*Problem statement:* Show every line below where "JSON" can be found.

*Data records:*
::::::::
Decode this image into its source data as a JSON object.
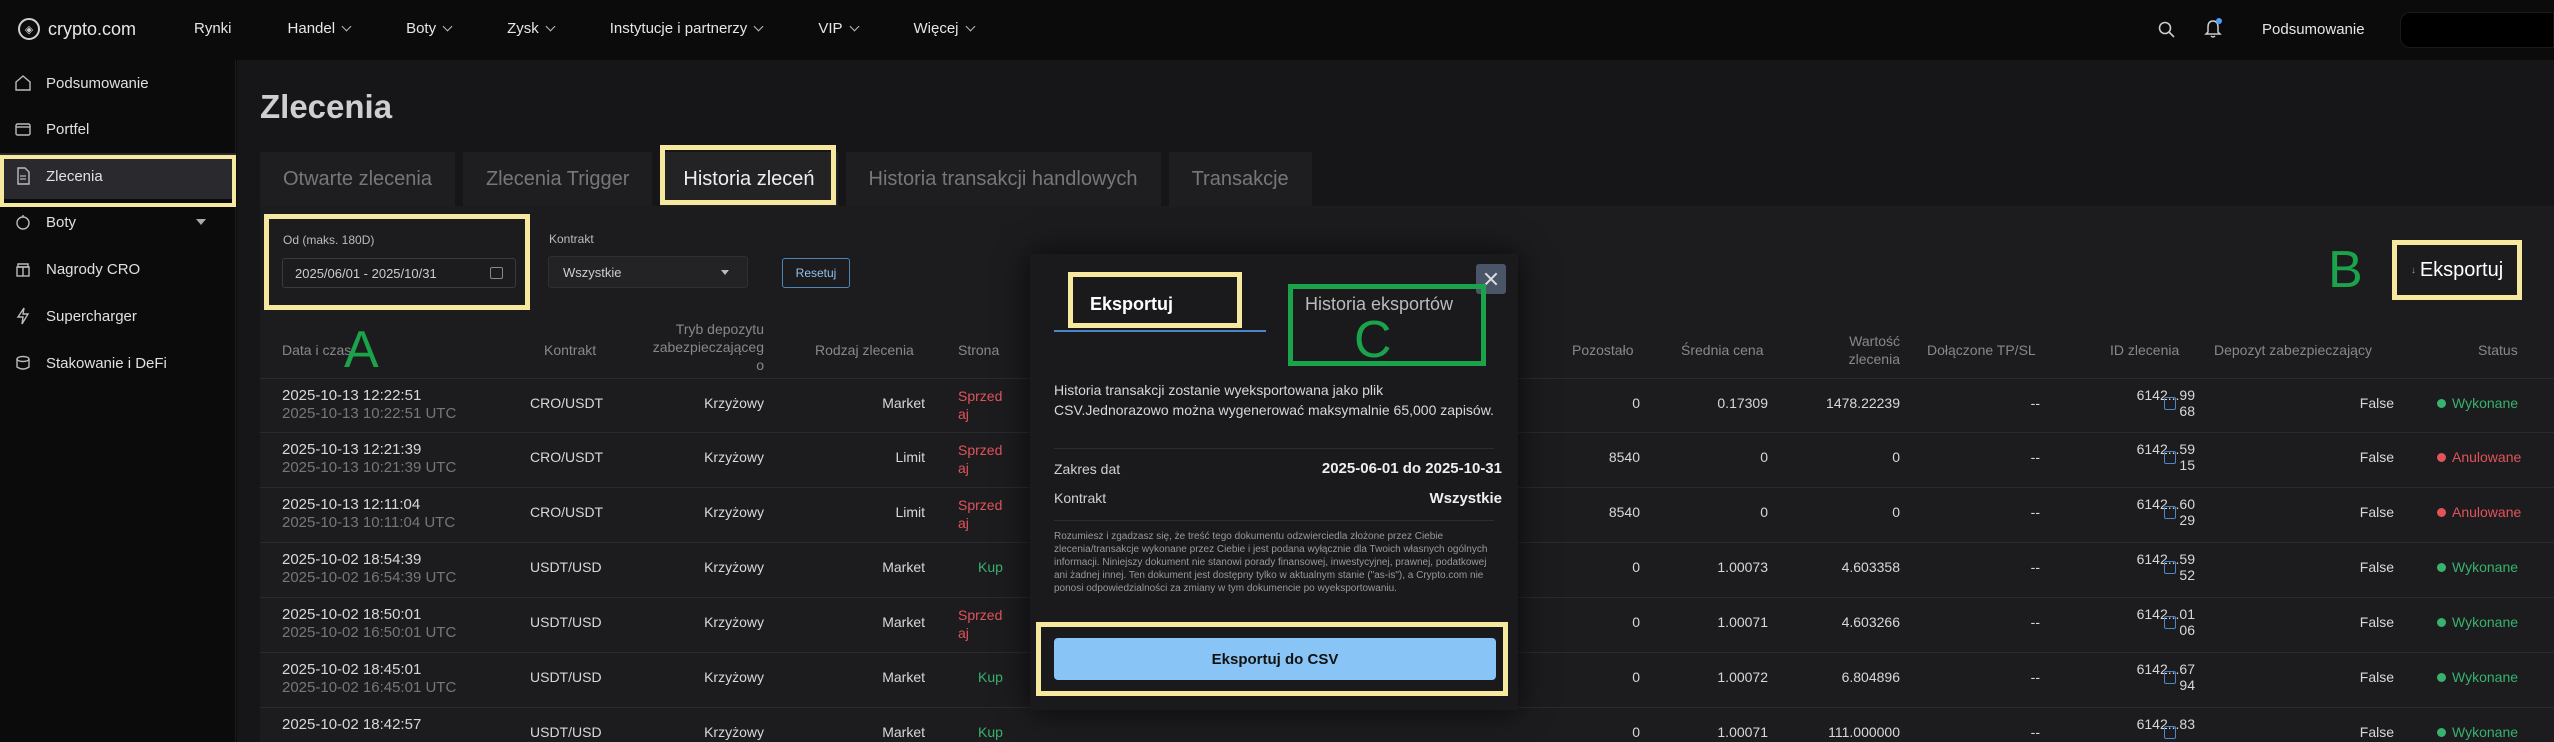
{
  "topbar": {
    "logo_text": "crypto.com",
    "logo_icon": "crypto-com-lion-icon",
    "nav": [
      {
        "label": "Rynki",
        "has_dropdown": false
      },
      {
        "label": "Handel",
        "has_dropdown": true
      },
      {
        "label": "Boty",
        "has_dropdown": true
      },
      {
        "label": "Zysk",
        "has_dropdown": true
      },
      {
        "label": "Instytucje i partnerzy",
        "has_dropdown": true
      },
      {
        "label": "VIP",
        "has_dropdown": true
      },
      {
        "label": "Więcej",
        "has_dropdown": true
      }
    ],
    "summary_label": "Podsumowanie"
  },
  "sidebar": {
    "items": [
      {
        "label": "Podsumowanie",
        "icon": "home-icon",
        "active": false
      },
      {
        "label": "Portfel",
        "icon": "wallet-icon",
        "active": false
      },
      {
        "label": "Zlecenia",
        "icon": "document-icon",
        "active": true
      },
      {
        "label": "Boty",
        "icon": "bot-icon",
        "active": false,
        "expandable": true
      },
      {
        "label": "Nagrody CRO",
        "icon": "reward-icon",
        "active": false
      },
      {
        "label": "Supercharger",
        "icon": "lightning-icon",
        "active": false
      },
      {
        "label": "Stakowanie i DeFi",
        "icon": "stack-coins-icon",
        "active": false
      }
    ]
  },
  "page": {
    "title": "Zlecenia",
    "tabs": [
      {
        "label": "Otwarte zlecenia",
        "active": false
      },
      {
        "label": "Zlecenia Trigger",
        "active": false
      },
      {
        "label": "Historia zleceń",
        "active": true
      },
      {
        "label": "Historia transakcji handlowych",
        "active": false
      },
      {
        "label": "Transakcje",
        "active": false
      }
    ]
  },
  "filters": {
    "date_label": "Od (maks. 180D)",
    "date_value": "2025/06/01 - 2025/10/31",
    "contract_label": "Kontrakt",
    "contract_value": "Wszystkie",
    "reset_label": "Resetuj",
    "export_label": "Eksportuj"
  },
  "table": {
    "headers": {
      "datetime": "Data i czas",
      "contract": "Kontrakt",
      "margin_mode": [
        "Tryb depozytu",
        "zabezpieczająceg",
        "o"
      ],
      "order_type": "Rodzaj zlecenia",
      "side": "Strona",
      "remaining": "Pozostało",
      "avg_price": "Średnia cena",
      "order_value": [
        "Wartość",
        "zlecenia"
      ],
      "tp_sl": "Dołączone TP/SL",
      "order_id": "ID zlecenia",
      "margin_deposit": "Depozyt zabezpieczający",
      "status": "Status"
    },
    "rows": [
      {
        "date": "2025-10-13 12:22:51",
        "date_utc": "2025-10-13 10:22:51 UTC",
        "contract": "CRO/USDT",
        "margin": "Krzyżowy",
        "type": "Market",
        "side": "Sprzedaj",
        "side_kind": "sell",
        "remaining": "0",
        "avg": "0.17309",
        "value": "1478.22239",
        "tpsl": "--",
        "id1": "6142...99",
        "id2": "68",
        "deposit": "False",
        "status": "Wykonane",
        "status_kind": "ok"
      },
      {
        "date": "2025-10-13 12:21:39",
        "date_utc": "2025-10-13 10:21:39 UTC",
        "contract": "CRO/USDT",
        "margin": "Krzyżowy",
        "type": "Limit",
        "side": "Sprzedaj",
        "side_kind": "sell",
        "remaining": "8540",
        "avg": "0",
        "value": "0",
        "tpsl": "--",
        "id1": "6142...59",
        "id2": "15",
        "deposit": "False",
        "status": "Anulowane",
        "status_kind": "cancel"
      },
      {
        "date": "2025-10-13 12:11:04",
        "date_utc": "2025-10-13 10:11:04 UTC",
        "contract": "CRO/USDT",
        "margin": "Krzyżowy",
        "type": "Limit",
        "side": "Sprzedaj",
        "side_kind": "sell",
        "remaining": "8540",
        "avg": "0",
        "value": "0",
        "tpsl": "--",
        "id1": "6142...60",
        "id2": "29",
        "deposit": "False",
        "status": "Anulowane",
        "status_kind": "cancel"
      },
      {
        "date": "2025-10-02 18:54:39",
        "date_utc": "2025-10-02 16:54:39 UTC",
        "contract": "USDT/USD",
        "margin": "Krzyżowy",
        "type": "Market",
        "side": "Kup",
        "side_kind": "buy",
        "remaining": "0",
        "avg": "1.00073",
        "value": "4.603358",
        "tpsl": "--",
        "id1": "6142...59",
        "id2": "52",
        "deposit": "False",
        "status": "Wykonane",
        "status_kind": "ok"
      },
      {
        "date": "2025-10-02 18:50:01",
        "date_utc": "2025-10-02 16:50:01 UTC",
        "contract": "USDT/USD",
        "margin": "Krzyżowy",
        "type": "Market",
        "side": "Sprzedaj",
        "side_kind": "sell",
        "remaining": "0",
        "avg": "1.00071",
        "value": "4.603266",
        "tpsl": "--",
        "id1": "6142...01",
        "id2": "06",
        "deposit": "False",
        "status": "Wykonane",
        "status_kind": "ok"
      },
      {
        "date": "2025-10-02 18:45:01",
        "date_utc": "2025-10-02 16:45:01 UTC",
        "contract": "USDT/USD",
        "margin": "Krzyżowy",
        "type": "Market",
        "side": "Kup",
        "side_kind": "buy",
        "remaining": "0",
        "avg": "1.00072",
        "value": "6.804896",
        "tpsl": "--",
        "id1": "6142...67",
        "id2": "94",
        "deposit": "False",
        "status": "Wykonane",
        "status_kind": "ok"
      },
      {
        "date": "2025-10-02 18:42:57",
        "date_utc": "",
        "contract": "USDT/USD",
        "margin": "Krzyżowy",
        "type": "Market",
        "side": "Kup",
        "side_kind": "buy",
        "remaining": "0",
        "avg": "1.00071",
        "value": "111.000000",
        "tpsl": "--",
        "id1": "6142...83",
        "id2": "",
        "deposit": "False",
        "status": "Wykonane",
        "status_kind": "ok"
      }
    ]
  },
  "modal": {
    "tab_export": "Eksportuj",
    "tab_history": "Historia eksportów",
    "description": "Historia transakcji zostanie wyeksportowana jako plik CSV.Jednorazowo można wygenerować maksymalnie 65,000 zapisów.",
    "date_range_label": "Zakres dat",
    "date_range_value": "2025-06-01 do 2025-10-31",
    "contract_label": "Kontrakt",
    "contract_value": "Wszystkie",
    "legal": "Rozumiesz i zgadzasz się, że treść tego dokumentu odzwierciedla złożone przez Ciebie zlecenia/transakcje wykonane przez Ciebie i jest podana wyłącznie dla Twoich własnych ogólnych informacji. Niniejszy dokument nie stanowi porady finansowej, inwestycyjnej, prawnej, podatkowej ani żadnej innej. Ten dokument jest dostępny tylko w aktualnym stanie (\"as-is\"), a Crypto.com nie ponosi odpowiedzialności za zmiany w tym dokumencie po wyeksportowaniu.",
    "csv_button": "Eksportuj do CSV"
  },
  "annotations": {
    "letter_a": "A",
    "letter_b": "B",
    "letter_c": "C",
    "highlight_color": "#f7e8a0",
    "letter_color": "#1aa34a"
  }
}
::::::::
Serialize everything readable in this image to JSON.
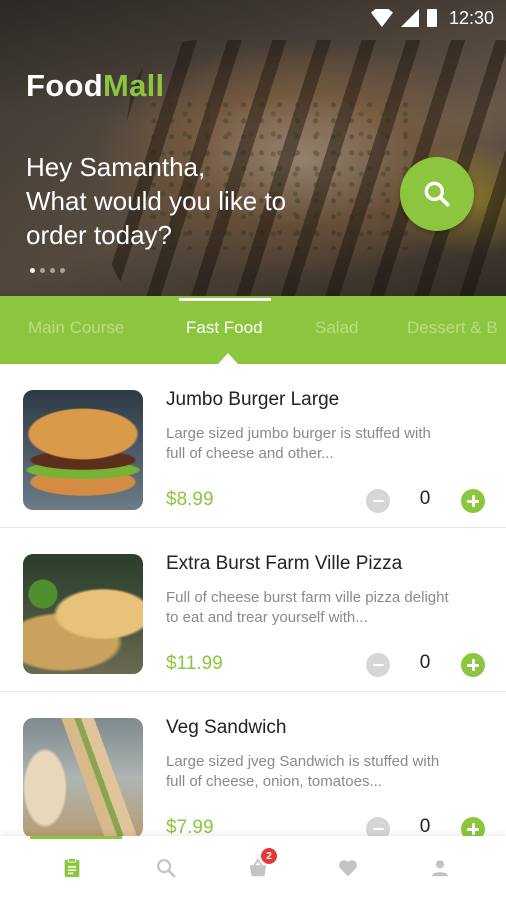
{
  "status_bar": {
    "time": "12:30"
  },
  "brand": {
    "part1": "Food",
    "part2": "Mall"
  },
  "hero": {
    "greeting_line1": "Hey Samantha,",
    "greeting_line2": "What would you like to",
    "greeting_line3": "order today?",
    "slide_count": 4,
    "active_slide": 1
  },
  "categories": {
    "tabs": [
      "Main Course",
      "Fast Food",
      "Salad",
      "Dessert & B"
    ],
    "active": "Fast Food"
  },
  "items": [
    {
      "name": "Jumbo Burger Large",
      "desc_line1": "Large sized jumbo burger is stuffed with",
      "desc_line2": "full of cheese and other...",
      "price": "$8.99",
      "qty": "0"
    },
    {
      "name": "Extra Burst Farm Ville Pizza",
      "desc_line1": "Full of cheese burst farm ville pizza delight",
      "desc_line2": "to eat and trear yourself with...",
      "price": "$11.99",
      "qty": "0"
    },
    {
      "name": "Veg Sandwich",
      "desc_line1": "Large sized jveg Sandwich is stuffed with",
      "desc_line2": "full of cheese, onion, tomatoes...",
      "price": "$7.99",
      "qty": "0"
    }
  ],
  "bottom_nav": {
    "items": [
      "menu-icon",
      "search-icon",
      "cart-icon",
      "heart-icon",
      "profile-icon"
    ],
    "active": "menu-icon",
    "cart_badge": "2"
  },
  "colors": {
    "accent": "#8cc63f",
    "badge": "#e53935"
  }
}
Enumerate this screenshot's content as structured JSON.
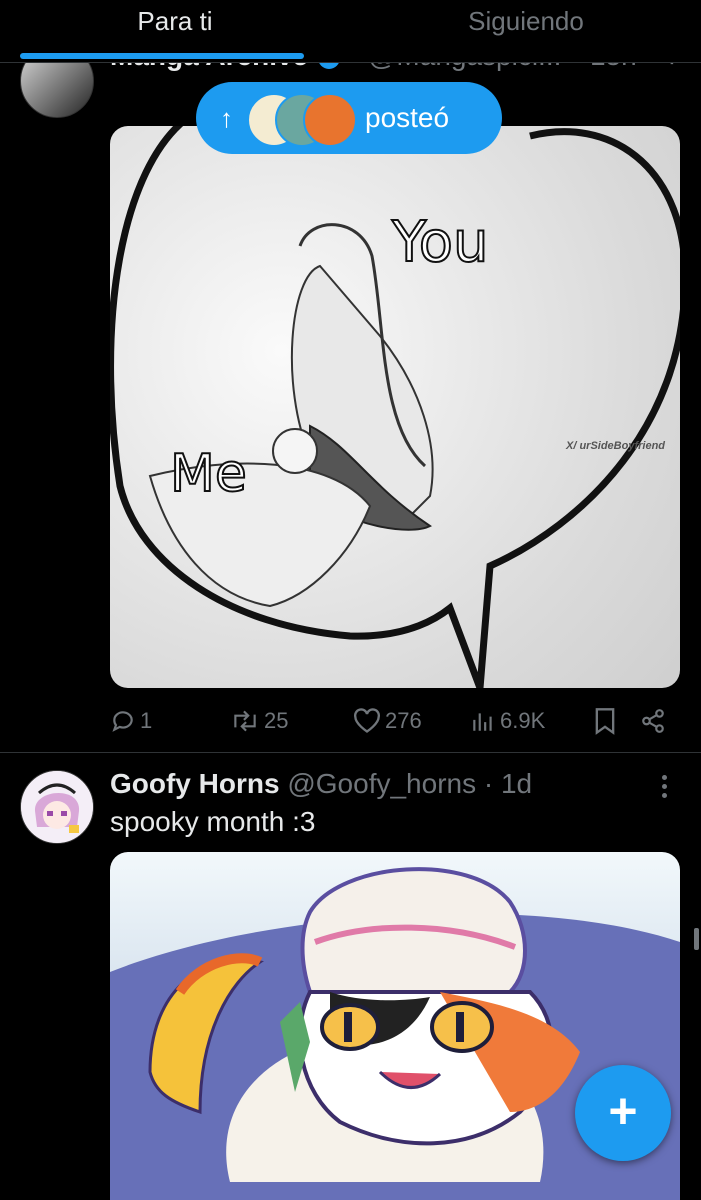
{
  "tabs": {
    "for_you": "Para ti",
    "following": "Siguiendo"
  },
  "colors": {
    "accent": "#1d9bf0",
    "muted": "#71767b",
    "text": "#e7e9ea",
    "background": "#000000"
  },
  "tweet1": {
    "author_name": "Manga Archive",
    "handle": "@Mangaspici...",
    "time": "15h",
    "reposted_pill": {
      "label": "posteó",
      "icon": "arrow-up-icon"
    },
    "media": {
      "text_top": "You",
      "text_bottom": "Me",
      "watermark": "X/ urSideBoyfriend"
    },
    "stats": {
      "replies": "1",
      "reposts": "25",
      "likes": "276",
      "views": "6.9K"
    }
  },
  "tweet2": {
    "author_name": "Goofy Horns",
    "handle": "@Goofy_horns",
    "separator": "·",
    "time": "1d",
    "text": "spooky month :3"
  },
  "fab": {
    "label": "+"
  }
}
::::::::
*Result of this task:*
Decode this image into its source data as a JSON object.
Serialize everything readable in this image to JSON.
Enumerate this screenshot's content as structured JSON.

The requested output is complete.